- **Task brief**:
Do not include the pictures; repeat the rest of the data exactly.

[start]

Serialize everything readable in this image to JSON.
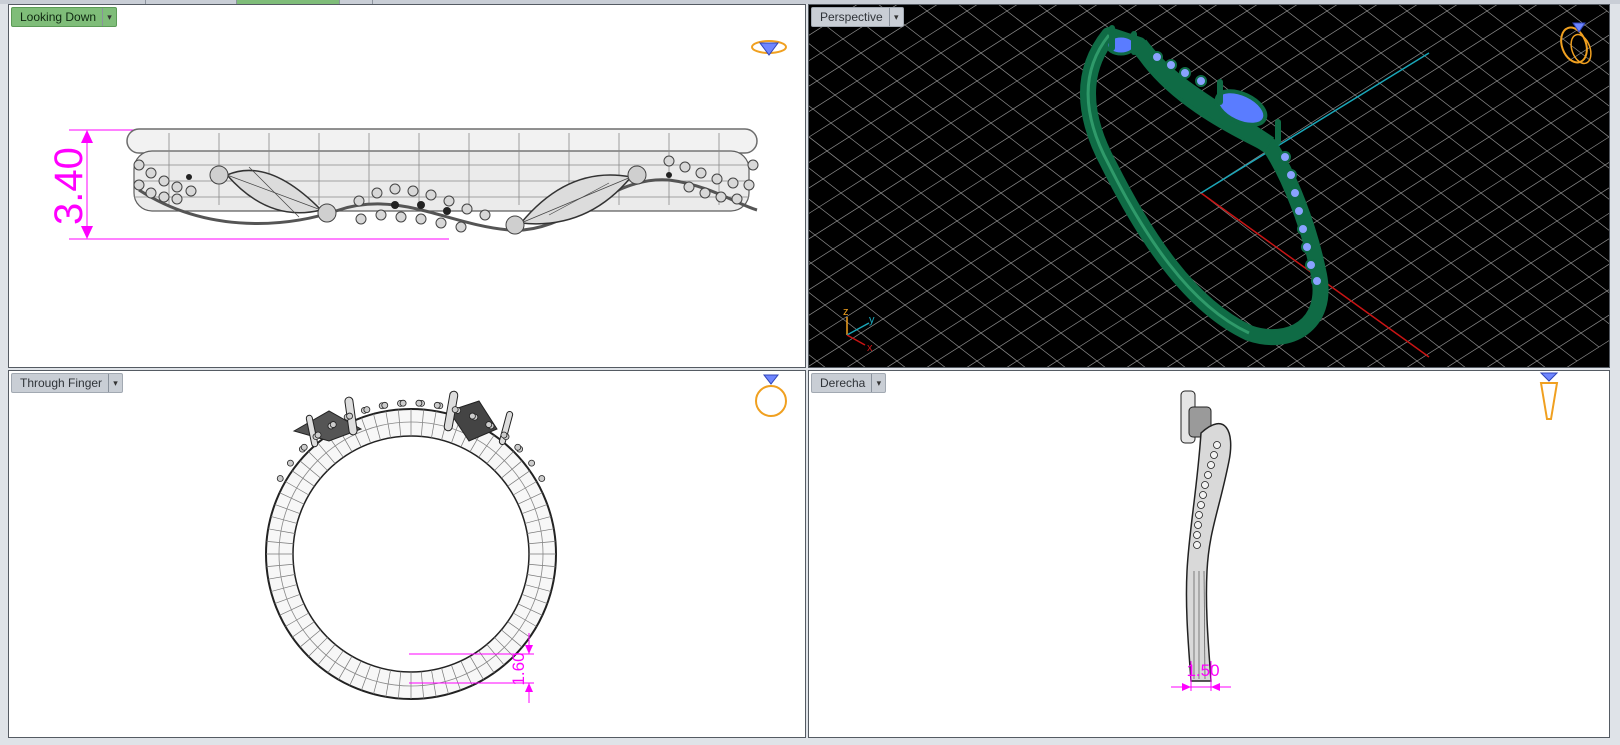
{
  "viewports": {
    "top_left": {
      "label": "Looking Down",
      "active": true,
      "dimension": "3.40"
    },
    "top_right": {
      "label": "Perspective",
      "active": false,
      "axis_x": "x",
      "axis_y": "y",
      "axis_z": "z"
    },
    "bottom_left": {
      "label": "Through Finger",
      "active": false,
      "dimension": "1.60"
    },
    "bottom_right": {
      "label": "Derecha",
      "active": false,
      "dimension": "1.50"
    }
  },
  "colors": {
    "active_label_bg": "#7fbd79",
    "dimension": "#ff00ff",
    "gold_icon": "#f0a020",
    "gem_blue": "#5a7cff",
    "ring_green": "#0f6b45",
    "axis_red": "#c81414",
    "axis_cyan": "#1aa6b8"
  }
}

[end]

- **Written answer**:
Serialize everything readable in this image to JSON.
{
  "viewports": {
    "top_left": {
      "label": "Looking Down",
      "active": true,
      "dimension": "3.40"
    },
    "top_right": {
      "label": "Perspective",
      "active": false,
      "axis_x": "x",
      "axis_y": "y",
      "axis_z": "z"
    },
    "bottom_left": {
      "label": "Through Finger",
      "active": false,
      "dimension": "1.60"
    },
    "bottom_right": {
      "label": "Derecha",
      "active": false,
      "dimension": "1.50"
    }
  },
  "colors": {
    "active_label_bg": "#7fbd79",
    "dimension": "#ff00ff",
    "gold_icon": "#f0a020",
    "gem_blue": "#5a7cff",
    "ring_green": "#0f6b45",
    "axis_red": "#c81414",
    "axis_cyan": "#1aa6b8"
  }
}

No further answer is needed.